----- RECORD EXCERPTS -----
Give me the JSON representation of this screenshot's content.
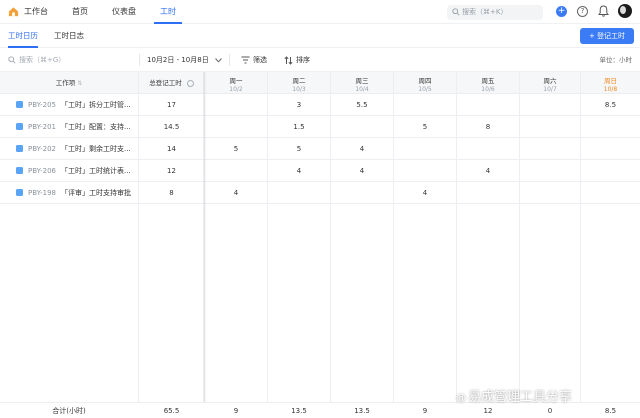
{
  "topnav": {
    "items": [
      {
        "label": "工作台"
      },
      {
        "label": "首页"
      },
      {
        "label": "仪表盘"
      },
      {
        "label": "工时",
        "active": true
      }
    ],
    "search_placeholder": "搜索（⌘+K）"
  },
  "subtabs": [
    {
      "label": "工时日历",
      "active": true
    },
    {
      "label": "工时日志"
    }
  ],
  "register_button": "+ 登记工时",
  "filters": {
    "search_placeholder": "搜索（⌘+G）",
    "date_range": "10月2日 - 10月8日",
    "filter_label": "筛选",
    "sort_label": "排序",
    "unit": "单位：小时"
  },
  "table": {
    "col_task": "工作项",
    "col_total": "总登记工时",
    "days": [
      {
        "day": "周一",
        "date": "10/2"
      },
      {
        "day": "周二",
        "date": "10/3"
      },
      {
        "day": "周三",
        "date": "10/4"
      },
      {
        "day": "周四",
        "date": "10/5"
      },
      {
        "day": "周五",
        "date": "10/6"
      },
      {
        "day": "周六",
        "date": "10/7"
      },
      {
        "day": "周日",
        "date": "10/8",
        "today": true
      }
    ],
    "rows": [
      {
        "id": "PBY-205",
        "name": "「工时」拆分工时管...",
        "total": "17",
        "cells": [
          "",
          "3",
          "5.5",
          "",
          "",
          "",
          "8.5"
        ]
      },
      {
        "id": "PBY-201",
        "name": "「工时」配置：支持...",
        "total": "14.5",
        "cells": [
          "",
          "1.5",
          "",
          "5",
          "8",
          "",
          ""
        ]
      },
      {
        "id": "PBY-202",
        "name": "「工时」剩余工时支...",
        "total": "14",
        "cells": [
          "5",
          "5",
          "4",
          "",
          "",
          "",
          ""
        ]
      },
      {
        "id": "PBY-206",
        "name": "「工时」工时统计表...",
        "total": "12",
        "cells": [
          "",
          "4",
          "4",
          "",
          "4",
          "",
          ""
        ]
      },
      {
        "id": "PBY-198",
        "name": "「评审」工时支持审批",
        "total": "8",
        "cells": [
          "4",
          "",
          "",
          "4",
          "",
          "",
          ""
        ]
      }
    ],
    "footer": {
      "label": "合计(小时)",
      "total": "65.5",
      "cells": [
        "9",
        "13.5",
        "13.5",
        "9",
        "12",
        "0",
        "8.5"
      ]
    }
  },
  "watermark": {
    "at": "@",
    "text": "易成管理工具分享"
  },
  "colors": {
    "accent": "#2f6ff5",
    "today": "#f08a24",
    "type_icon": "#5aa4f7"
  }
}
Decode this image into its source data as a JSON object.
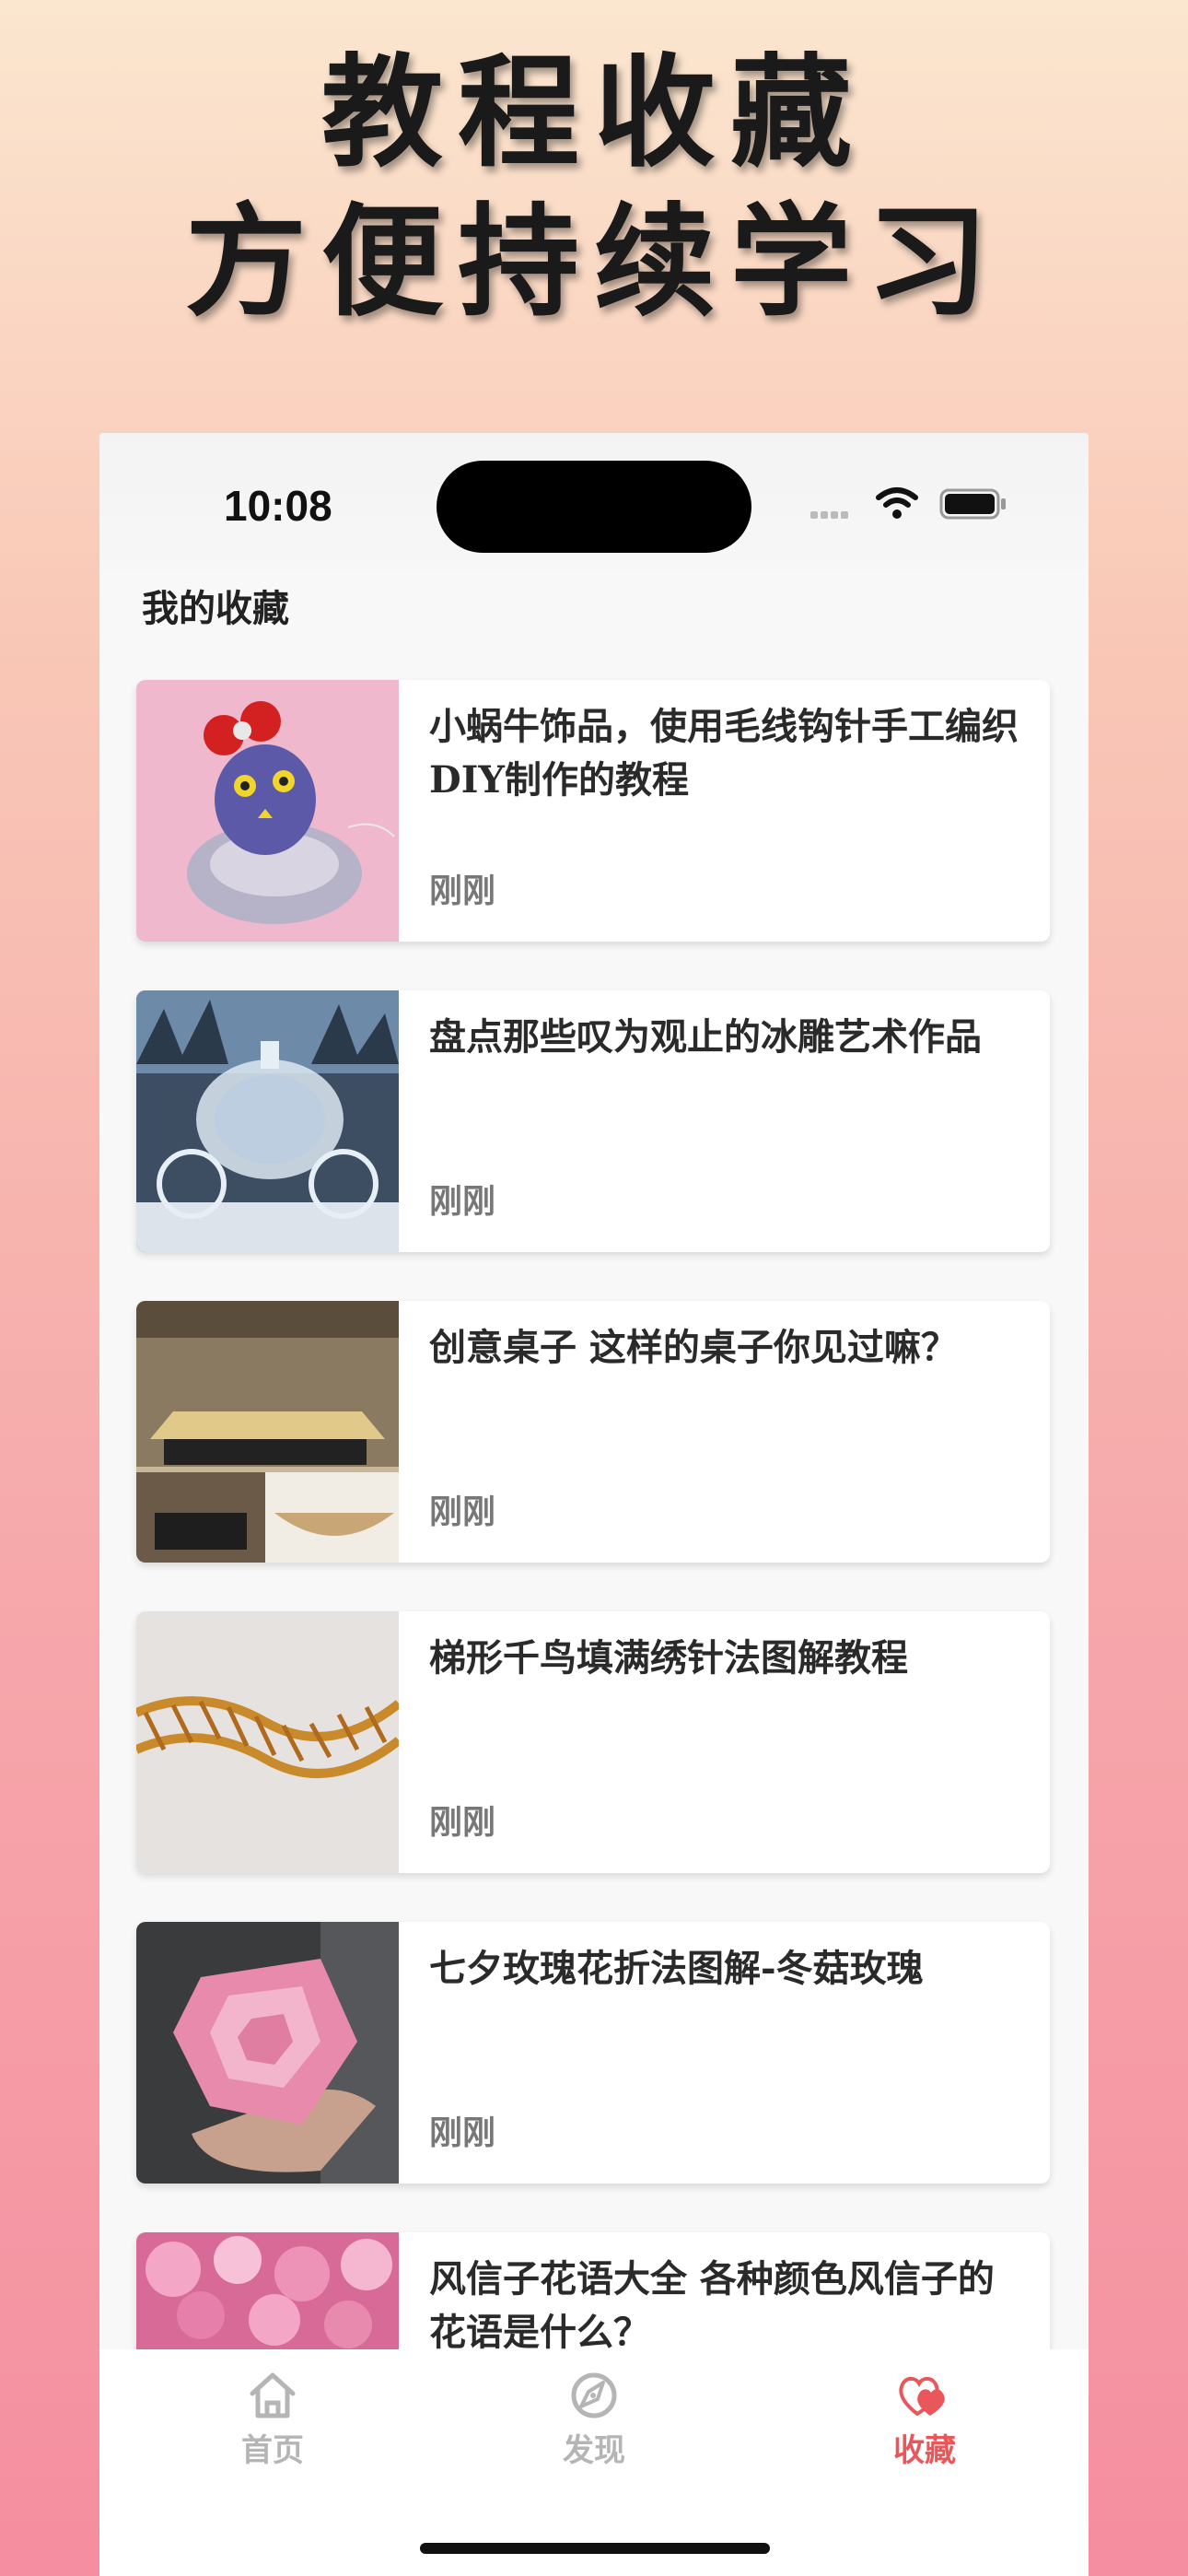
{
  "promo": {
    "line1": "教程收藏",
    "line2": "方便持续学习"
  },
  "status_bar": {
    "time": "10:08"
  },
  "page": {
    "title": "我的收藏"
  },
  "favorites": [
    {
      "title": "小蜗牛饰品，使用毛线钩针手工编织DIY制作的教程",
      "time": "刚刚"
    },
    {
      "title": "盘点那些叹为观止的冰雕艺术作品",
      "time": "刚刚"
    },
    {
      "title": "创意桌子 这样的桌子你见过嘛？",
      "time": "刚刚"
    },
    {
      "title": "梯形千鸟填满绣针法图解教程",
      "time": "刚刚"
    },
    {
      "title": "七夕玫瑰花折法图解-冬菇玫瑰",
      "time": "刚刚"
    },
    {
      "title": "风信子花语大全 各种颜色风信子的花语是什么？",
      "time": ""
    }
  ],
  "tabbar": {
    "home": "首页",
    "discover": "发现",
    "favorites": "收藏",
    "active_color": "#e8575a",
    "inactive_color": "#b5b5b5"
  }
}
-----
▶ **TASK TO CARRY OUT**: Look through the entries above for the word "title". Copy every line where it shows up.

▶ **ANSWER TO THE TASK**:
    "title": "我的收藏"
      "title": "小蜗牛饰品，使用毛线钩针手工编织DIY制作的教程",
      "title": "盘点那些叹为观止的冰雕艺术作品",
      "title": "创意桌子 这样的桌子你见过嘛？",
      "title": "梯形千鸟填满绣针法图解教程",
      "title": "七夕玫瑰花折法图解-冬菇玫瑰",
      "title": "风信子花语大全 各种颜色风信子的花语是什么？",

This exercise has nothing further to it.